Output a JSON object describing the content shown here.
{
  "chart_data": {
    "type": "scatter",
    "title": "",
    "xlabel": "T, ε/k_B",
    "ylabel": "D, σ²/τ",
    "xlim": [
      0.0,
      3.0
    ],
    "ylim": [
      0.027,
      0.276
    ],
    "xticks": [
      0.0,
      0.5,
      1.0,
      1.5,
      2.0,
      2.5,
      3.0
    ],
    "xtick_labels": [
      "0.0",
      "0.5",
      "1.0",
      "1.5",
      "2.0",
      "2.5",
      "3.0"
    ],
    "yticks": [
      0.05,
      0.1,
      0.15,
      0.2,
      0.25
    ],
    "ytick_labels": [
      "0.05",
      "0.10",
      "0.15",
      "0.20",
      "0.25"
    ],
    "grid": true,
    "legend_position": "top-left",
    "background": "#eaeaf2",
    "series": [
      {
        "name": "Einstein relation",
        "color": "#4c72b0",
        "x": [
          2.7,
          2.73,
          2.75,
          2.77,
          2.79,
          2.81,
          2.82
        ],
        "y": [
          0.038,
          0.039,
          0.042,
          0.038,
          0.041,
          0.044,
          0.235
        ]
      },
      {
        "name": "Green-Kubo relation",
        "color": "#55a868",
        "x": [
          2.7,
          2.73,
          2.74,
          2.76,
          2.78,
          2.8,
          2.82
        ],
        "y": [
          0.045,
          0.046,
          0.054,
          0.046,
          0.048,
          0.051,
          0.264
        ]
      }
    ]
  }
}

☆ ☆ ☆ ☆ ☆

[Work to do]: Count the lines in the records above that contain the word "name", and reply with only that number.

[Complete response]: 2